>>>>>
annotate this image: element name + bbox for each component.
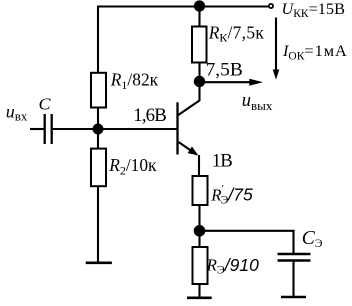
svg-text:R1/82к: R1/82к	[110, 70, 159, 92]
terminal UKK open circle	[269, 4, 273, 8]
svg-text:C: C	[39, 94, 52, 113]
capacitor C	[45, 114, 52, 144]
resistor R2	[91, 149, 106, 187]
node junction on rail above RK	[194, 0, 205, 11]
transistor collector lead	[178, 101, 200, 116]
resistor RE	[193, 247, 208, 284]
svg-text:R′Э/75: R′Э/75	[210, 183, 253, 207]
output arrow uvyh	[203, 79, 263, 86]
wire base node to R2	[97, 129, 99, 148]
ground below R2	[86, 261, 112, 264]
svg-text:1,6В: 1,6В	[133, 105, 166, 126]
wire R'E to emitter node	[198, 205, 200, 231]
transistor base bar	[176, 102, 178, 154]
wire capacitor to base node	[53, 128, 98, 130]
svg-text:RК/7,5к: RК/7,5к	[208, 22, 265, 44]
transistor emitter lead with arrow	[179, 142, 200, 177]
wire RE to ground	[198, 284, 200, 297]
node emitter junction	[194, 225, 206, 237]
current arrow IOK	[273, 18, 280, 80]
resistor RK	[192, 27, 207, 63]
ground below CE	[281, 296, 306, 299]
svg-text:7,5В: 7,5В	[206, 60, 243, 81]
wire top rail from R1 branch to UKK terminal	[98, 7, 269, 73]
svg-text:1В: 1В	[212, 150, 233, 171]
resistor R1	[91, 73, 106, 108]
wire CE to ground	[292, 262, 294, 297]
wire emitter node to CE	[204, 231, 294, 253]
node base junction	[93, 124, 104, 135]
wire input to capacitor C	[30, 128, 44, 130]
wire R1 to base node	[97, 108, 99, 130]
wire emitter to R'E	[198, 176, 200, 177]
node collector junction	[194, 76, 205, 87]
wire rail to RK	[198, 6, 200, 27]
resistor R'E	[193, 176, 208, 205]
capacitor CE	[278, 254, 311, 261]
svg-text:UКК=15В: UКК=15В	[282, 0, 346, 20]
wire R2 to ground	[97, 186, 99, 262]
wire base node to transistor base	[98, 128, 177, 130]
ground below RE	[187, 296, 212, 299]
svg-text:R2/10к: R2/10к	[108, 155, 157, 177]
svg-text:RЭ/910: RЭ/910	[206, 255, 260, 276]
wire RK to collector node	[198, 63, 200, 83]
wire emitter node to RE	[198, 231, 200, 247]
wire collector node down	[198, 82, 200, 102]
<<<<<
* YOUR TASK *
Substitute "connection" for every "wire" in the entries above, and give the lines back with nothing else changed. Leave the pictures out.

* RESULT BELOW *
annotate this image: element name + bbox for each component.
svg-text:R1/82к: R1/82к	[110, 70, 159, 92]
terminal UKK open circle	[269, 4, 273, 8]
svg-text:C: C	[39, 94, 52, 113]
capacitor C	[45, 114, 52, 144]
resistor R2	[91, 149, 106, 187]
node junction on rail above RK	[194, 0, 205, 11]
transistor collector lead	[178, 101, 200, 116]
resistor RE	[193, 247, 208, 284]
svg-text:R′Э/75: R′Э/75	[210, 183, 253, 207]
output arrow uvyh	[203, 79, 263, 86]
connection base node to R2	[97, 129, 99, 148]
ground below R2	[86, 261, 112, 264]
svg-text:1,6В: 1,6В	[133, 105, 166, 126]
connection R'E to emitter node	[198, 205, 200, 231]
transistor base bar	[176, 102, 178, 154]
connection capacitor to base node	[53, 128, 98, 130]
svg-text:RК/7,5к: RК/7,5к	[208, 22, 265, 44]
transistor emitter lead with arrow	[179, 142, 200, 177]
connection RE to ground	[198, 284, 200, 297]
node emitter junction	[194, 225, 206, 237]
current arrow IOK	[273, 18, 280, 80]
resistor RK	[192, 27, 207, 63]
ground below CE	[281, 296, 306, 299]
svg-text:7,5В: 7,5В	[206, 60, 243, 81]
connection top rail from R1 branch to UKK terminal	[98, 7, 269, 73]
svg-text:1В: 1В	[212, 150, 233, 171]
resistor R1	[91, 73, 106, 108]
connection CE to ground	[292, 262, 294, 297]
connection emitter node to CE	[204, 231, 294, 253]
node base junction	[93, 124, 104, 135]
connection input to capacitor C	[30, 128, 44, 130]
connection R1 to base node	[97, 108, 99, 130]
connection emitter to R'E	[198, 176, 200, 177]
node collector junction	[194, 76, 205, 87]
connection rail to RK	[198, 6, 200, 27]
resistor R'E	[193, 176, 208, 205]
capacitor CE	[278, 254, 311, 261]
svg-text:UКК=15В: UКК=15В	[282, 0, 346, 20]
connection R2 to ground	[97, 186, 99, 262]
connection base node to transistor base	[98, 128, 177, 130]
ground below RE	[187, 296, 212, 299]
svg-text:R2/10к: R2/10к	[108, 155, 157, 177]
svg-text:RЭ/910: RЭ/910	[206, 255, 260, 276]
connection RK to collector node	[198, 63, 200, 83]
connection emitter node to RE	[198, 231, 200, 247]
connection collector node down	[198, 82, 200, 102]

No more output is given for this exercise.